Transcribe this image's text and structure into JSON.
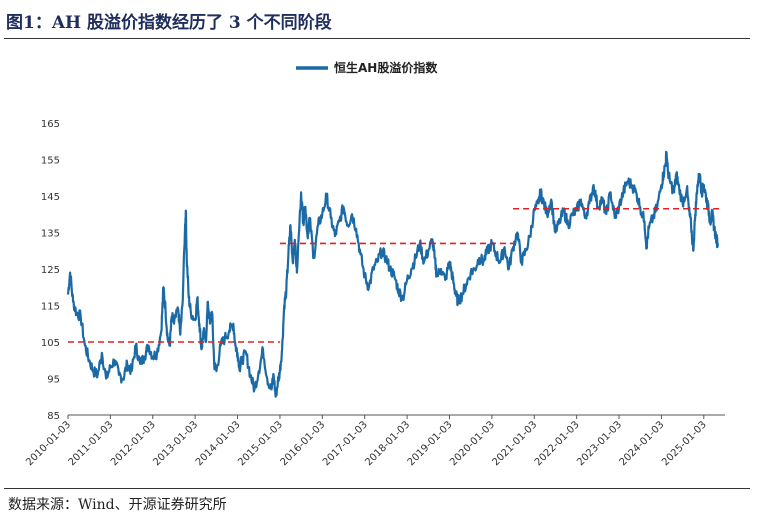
{
  "figure": {
    "title": "图1：AH 股溢价指数经历了 3 个不同阶段",
    "source": "数据来源：Wind、开源证券研究所"
  },
  "colors": {
    "series": "#1b6aa5",
    "reference": "#e02020"
  },
  "chart_data": {
    "type": "line",
    "title": "",
    "legend": [
      "恒生AH股溢价指数"
    ],
    "legend_position": "top-center",
    "xlabel": "",
    "ylabel": "",
    "ylim": [
      85,
      168
    ],
    "yticks": [
      85,
      95,
      105,
      115,
      125,
      135,
      145,
      155,
      165
    ],
    "xlim": [
      2010.0,
      2025.5
    ],
    "x_tick_labels": [
      "2010-01-03",
      "2011-01-03",
      "2012-01-03",
      "2013-01-03",
      "2014-01-03",
      "2015-01-03",
      "2016-01-03",
      "2017-01-03",
      "2018-01-03",
      "2019-01-03",
      "2020-01-03",
      "2021-01-03",
      "2022-01-03",
      "2023-01-03",
      "2024-01-03",
      "2025-01-03"
    ],
    "series": [
      {
        "name": "恒生AH股溢价指数",
        "points": [
          [
            2010.0,
            118
          ],
          [
            2010.05,
            124
          ],
          [
            2010.12,
            116
          ],
          [
            2010.2,
            113
          ],
          [
            2010.3,
            112
          ],
          [
            2010.4,
            104
          ],
          [
            2010.5,
            100
          ],
          [
            2010.6,
            97
          ],
          [
            2010.7,
            96
          ],
          [
            2010.8,
            102
          ],
          [
            2010.9,
            95
          ],
          [
            2011.0,
            98
          ],
          [
            2011.1,
            100
          ],
          [
            2011.2,
            96
          ],
          [
            2011.3,
            95
          ],
          [
            2011.4,
            99
          ],
          [
            2011.5,
            97
          ],
          [
            2011.6,
            104
          ],
          [
            2011.7,
            99
          ],
          [
            2011.8,
            101
          ],
          [
            2011.9,
            104
          ],
          [
            2012.0,
            101
          ],
          [
            2012.1,
            102
          ],
          [
            2012.2,
            108
          ],
          [
            2012.25,
            120
          ],
          [
            2012.3,
            114
          ],
          [
            2012.35,
            106
          ],
          [
            2012.4,
            104
          ],
          [
            2012.45,
            112
          ],
          [
            2012.5,
            110
          ],
          [
            2012.6,
            114
          ],
          [
            2012.65,
            107
          ],
          [
            2012.7,
            115
          ],
          [
            2012.76,
            136
          ],
          [
            2012.78,
            141
          ],
          [
            2012.8,
            128
          ],
          [
            2012.85,
            117
          ],
          [
            2012.9,
            113
          ],
          [
            2013.0,
            111
          ],
          [
            2013.05,
            117
          ],
          [
            2013.1,
            110
          ],
          [
            2013.15,
            103
          ],
          [
            2013.2,
            108
          ],
          [
            2013.25,
            105
          ],
          [
            2013.3,
            116
          ],
          [
            2013.35,
            110
          ],
          [
            2013.4,
            113
          ],
          [
            2013.45,
            99
          ],
          [
            2013.5,
            97
          ],
          [
            2013.6,
            104
          ],
          [
            2013.7,
            106
          ],
          [
            2013.8,
            108
          ],
          [
            2013.9,
            110
          ],
          [
            2013.95,
            104
          ],
          [
            2014.0,
            102
          ],
          [
            2014.05,
            98
          ],
          [
            2014.1,
            100
          ],
          [
            2014.2,
            102
          ],
          [
            2014.3,
            96
          ],
          [
            2014.4,
            92
          ],
          [
            2014.5,
            97
          ],
          [
            2014.6,
            103
          ],
          [
            2014.7,
            95
          ],
          [
            2014.8,
            92
          ],
          [
            2014.85,
            96
          ],
          [
            2014.9,
            90
          ],
          [
            2014.95,
            94
          ],
          [
            2015.0,
            97
          ],
          [
            2015.05,
            103
          ],
          [
            2015.1,
            115
          ],
          [
            2015.15,
            119
          ],
          [
            2015.2,
            129
          ],
          [
            2015.25,
            137
          ],
          [
            2015.3,
            127
          ],
          [
            2015.35,
            133
          ],
          [
            2015.4,
            124
          ],
          [
            2015.5,
            146
          ],
          [
            2015.55,
            138
          ],
          [
            2015.6,
            142
          ],
          [
            2015.65,
            134
          ],
          [
            2015.7,
            139
          ],
          [
            2015.8,
            128
          ],
          [
            2015.9,
            137
          ],
          [
            2016.0,
            140
          ],
          [
            2016.1,
            145
          ],
          [
            2016.2,
            139
          ],
          [
            2016.3,
            134
          ],
          [
            2016.4,
            138
          ],
          [
            2016.5,
            142
          ],
          [
            2016.6,
            137
          ],
          [
            2016.7,
            140
          ],
          [
            2016.8,
            136
          ],
          [
            2016.9,
            129
          ],
          [
            2017.0,
            123
          ],
          [
            2017.1,
            120
          ],
          [
            2017.2,
            125
          ],
          [
            2017.3,
            127
          ],
          [
            2017.4,
            130
          ],
          [
            2017.5,
            128
          ],
          [
            2017.6,
            125
          ],
          [
            2017.7,
            123
          ],
          [
            2017.8,
            119
          ],
          [
            2017.9,
            117
          ],
          [
            2018.0,
            122
          ],
          [
            2018.1,
            125
          ],
          [
            2018.2,
            128
          ],
          [
            2018.3,
            132
          ],
          [
            2018.4,
            127
          ],
          [
            2018.5,
            130
          ],
          [
            2018.6,
            133
          ],
          [
            2018.65,
            128
          ],
          [
            2018.7,
            123
          ],
          [
            2018.8,
            125
          ],
          [
            2018.9,
            122
          ],
          [
            2019.0,
            127
          ],
          [
            2019.05,
            124
          ],
          [
            2019.1,
            121
          ],
          [
            2019.15,
            118
          ],
          [
            2019.2,
            116
          ],
          [
            2019.3,
            118
          ],
          [
            2019.4,
            121
          ],
          [
            2019.5,
            124
          ],
          [
            2019.6,
            125
          ],
          [
            2019.7,
            128
          ],
          [
            2019.8,
            127
          ],
          [
            2019.9,
            130
          ],
          [
            2020.0,
            132
          ],
          [
            2020.1,
            129
          ],
          [
            2020.2,
            127
          ],
          [
            2020.3,
            131
          ],
          [
            2020.4,
            125
          ],
          [
            2020.5,
            131
          ],
          [
            2020.6,
            135
          ],
          [
            2020.7,
            127
          ],
          [
            2020.8,
            130
          ],
          [
            2020.9,
            134
          ],
          [
            2021.0,
            141
          ],
          [
            2021.1,
            143
          ],
          [
            2021.15,
            146
          ],
          [
            2021.2,
            144
          ],
          [
            2021.3,
            140
          ],
          [
            2021.4,
            144
          ],
          [
            2021.5,
            135
          ],
          [
            2021.6,
            138
          ],
          [
            2021.7,
            141
          ],
          [
            2021.8,
            137
          ],
          [
            2021.9,
            140
          ],
          [
            2022.0,
            141
          ],
          [
            2022.1,
            144
          ],
          [
            2022.2,
            139
          ],
          [
            2022.3,
            143
          ],
          [
            2022.4,
            148
          ],
          [
            2022.5,
            142
          ],
          [
            2022.6,
            144
          ],
          [
            2022.7,
            140
          ],
          [
            2022.8,
            146
          ],
          [
            2022.9,
            139
          ],
          [
            2023.0,
            142
          ],
          [
            2023.1,
            146
          ],
          [
            2023.2,
            149
          ],
          [
            2023.3,
            148
          ],
          [
            2023.4,
            146
          ],
          [
            2023.5,
            142
          ],
          [
            2023.6,
            138
          ],
          [
            2023.65,
            131
          ],
          [
            2023.7,
            136
          ],
          [
            2023.8,
            139
          ],
          [
            2023.9,
            142
          ],
          [
            2024.0,
            148
          ],
          [
            2024.05,
            151
          ],
          [
            2024.1,
            154
          ],
          [
            2024.12,
            157
          ],
          [
            2024.15,
            152
          ],
          [
            2024.2,
            149
          ],
          [
            2024.3,
            146
          ],
          [
            2024.35,
            151
          ],
          [
            2024.4,
            148
          ],
          [
            2024.5,
            143
          ],
          [
            2024.6,
            147
          ],
          [
            2024.65,
            141
          ],
          [
            2024.7,
            137
          ],
          [
            2024.75,
            130
          ],
          [
            2024.8,
            140
          ],
          [
            2024.85,
            148
          ],
          [
            2024.9,
            151
          ],
          [
            2024.95,
            146
          ],
          [
            2025.0,
            148
          ],
          [
            2025.05,
            145
          ],
          [
            2025.1,
            142
          ],
          [
            2025.15,
            138
          ],
          [
            2025.2,
            140
          ],
          [
            2025.25,
            136
          ],
          [
            2025.3,
            133
          ],
          [
            2025.33,
            132
          ]
        ]
      }
    ],
    "reference_lines": [
      {
        "name": "stage-1-average",
        "x0": 2010.0,
        "x1": 2015.0,
        "y": 105
      },
      {
        "name": "stage-2-average",
        "x0": 2015.0,
        "x1": 2020.5,
        "y": 132
      },
      {
        "name": "stage-3-average",
        "x0": 2020.5,
        "x1": 2025.4,
        "y": 141.5
      }
    ]
  }
}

Goal of the exercise.
Scan the listing above. Gather each line that contains the word "name".

Written solution.
        "name": "恒生AH股溢价指数",
        "name": "stage-1-average",
        "name": "stage-2-average",
        "name": "stage-3-average",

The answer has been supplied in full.